Transcribe the records below in full; pictures stay out of the copy.
** begin **
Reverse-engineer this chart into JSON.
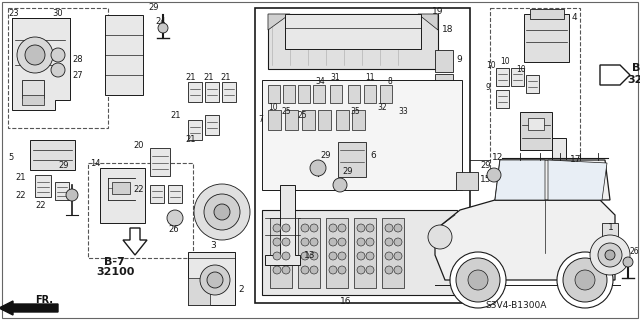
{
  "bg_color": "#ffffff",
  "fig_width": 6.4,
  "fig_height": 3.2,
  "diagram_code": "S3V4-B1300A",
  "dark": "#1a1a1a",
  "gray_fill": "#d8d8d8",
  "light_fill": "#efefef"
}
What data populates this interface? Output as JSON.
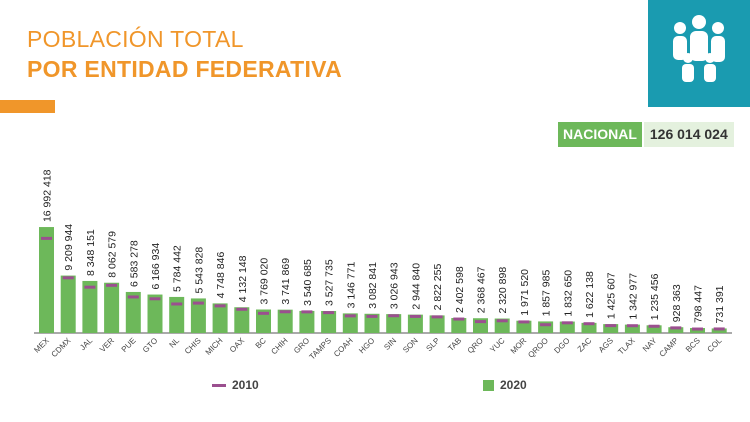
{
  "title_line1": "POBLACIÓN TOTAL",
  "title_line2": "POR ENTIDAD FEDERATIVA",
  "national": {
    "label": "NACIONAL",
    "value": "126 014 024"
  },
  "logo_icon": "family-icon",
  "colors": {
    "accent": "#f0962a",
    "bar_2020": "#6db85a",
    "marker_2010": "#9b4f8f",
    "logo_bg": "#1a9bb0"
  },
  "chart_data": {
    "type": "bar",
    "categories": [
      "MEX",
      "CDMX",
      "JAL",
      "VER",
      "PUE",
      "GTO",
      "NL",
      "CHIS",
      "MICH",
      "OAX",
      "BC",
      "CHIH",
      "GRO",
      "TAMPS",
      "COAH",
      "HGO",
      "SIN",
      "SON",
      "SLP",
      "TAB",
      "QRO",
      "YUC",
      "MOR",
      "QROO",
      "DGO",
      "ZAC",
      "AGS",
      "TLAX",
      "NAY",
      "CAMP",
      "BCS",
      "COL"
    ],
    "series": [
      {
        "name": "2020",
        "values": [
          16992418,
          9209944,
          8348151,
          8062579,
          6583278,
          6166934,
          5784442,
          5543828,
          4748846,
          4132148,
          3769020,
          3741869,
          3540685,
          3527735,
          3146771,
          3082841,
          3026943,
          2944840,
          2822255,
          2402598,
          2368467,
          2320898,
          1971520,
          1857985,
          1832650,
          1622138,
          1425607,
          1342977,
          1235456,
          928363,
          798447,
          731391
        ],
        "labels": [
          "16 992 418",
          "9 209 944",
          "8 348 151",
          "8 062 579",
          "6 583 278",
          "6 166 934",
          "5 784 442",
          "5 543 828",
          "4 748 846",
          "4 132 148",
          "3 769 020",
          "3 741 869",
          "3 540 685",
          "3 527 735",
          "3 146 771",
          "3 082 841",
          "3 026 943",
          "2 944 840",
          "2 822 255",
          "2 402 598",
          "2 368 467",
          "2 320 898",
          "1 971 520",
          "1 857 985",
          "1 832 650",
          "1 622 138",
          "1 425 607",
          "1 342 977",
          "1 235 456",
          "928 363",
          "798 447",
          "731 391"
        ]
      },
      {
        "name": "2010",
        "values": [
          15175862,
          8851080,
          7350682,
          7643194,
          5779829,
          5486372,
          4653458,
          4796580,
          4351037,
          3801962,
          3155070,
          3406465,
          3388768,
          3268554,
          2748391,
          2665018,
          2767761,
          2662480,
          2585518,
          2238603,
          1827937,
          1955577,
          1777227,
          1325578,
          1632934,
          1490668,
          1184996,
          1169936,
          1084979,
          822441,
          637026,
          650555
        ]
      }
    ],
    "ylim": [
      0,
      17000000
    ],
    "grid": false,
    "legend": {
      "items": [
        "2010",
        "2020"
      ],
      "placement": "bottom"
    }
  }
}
** end **
EXERCISE RESPONSE:
Reverse-engineer this chart into JSON.
{
  "bg_color": "#ffffff",
  "fig_width": 6.4,
  "fig_height": 3.2,
  "diagram_code": "S3V4-B1300A",
  "dark": "#1a1a1a",
  "gray_fill": "#d8d8d8",
  "light_fill": "#efefef"
}
What data populates this interface? Output as JSON.
{
  "title_line1": "POBLACIÓN TOTAL",
  "title_line2": "POR ENTIDAD FEDERATIVA",
  "national": {
    "label": "NACIONAL",
    "value": "126 014 024"
  },
  "logo_icon": "family-icon",
  "colors": {
    "accent": "#f0962a",
    "bar_2020": "#6db85a",
    "marker_2010": "#9b4f8f",
    "logo_bg": "#1a9bb0"
  },
  "chart_data": {
    "type": "bar",
    "categories": [
      "MEX",
      "CDMX",
      "JAL",
      "VER",
      "PUE",
      "GTO",
      "NL",
      "CHIS",
      "MICH",
      "OAX",
      "BC",
      "CHIH",
      "GRO",
      "TAMPS",
      "COAH",
      "HGO",
      "SIN",
      "SON",
      "SLP",
      "TAB",
      "QRO",
      "YUC",
      "MOR",
      "QROO",
      "DGO",
      "ZAC",
      "AGS",
      "TLAX",
      "NAY",
      "CAMP",
      "BCS",
      "COL"
    ],
    "series": [
      {
        "name": "2020",
        "values": [
          16992418,
          9209944,
          8348151,
          8062579,
          6583278,
          6166934,
          5784442,
          5543828,
          4748846,
          4132148,
          3769020,
          3741869,
          3540685,
          3527735,
          3146771,
          3082841,
          3026943,
          2944840,
          2822255,
          2402598,
          2368467,
          2320898,
          1971520,
          1857985,
          1832650,
          1622138,
          1425607,
          1342977,
          1235456,
          928363,
          798447,
          731391
        ],
        "labels": [
          "16 992 418",
          "9 209 944",
          "8 348 151",
          "8 062 579",
          "6 583 278",
          "6 166 934",
          "5 784 442",
          "5 543 828",
          "4 748 846",
          "4 132 148",
          "3 769 020",
          "3 741 869",
          "3 540 685",
          "3 527 735",
          "3 146 771",
          "3 082 841",
          "3 026 943",
          "2 944 840",
          "2 822 255",
          "2 402 598",
          "2 368 467",
          "2 320 898",
          "1 971 520",
          "1 857 985",
          "1 832 650",
          "1 622 138",
          "1 425 607",
          "1 342 977",
          "1 235 456",
          "928 363",
          "798 447",
          "731 391"
        ]
      },
      {
        "name": "2010",
        "values": [
          15175862,
          8851080,
          7350682,
          7643194,
          5779829,
          5486372,
          4653458,
          4796580,
          4351037,
          3801962,
          3155070,
          3406465,
          3388768,
          3268554,
          2748391,
          2665018,
          2767761,
          2662480,
          2585518,
          2238603,
          1827937,
          1955577,
          1777227,
          1325578,
          1632934,
          1490668,
          1184996,
          1169936,
          1084979,
          822441,
          637026,
          650555
        ]
      }
    ],
    "ylim": [
      0,
      17000000
    ],
    "grid": false,
    "legend": {
      "items": [
        "2010",
        "2020"
      ],
      "placement": "bottom"
    }
  }
}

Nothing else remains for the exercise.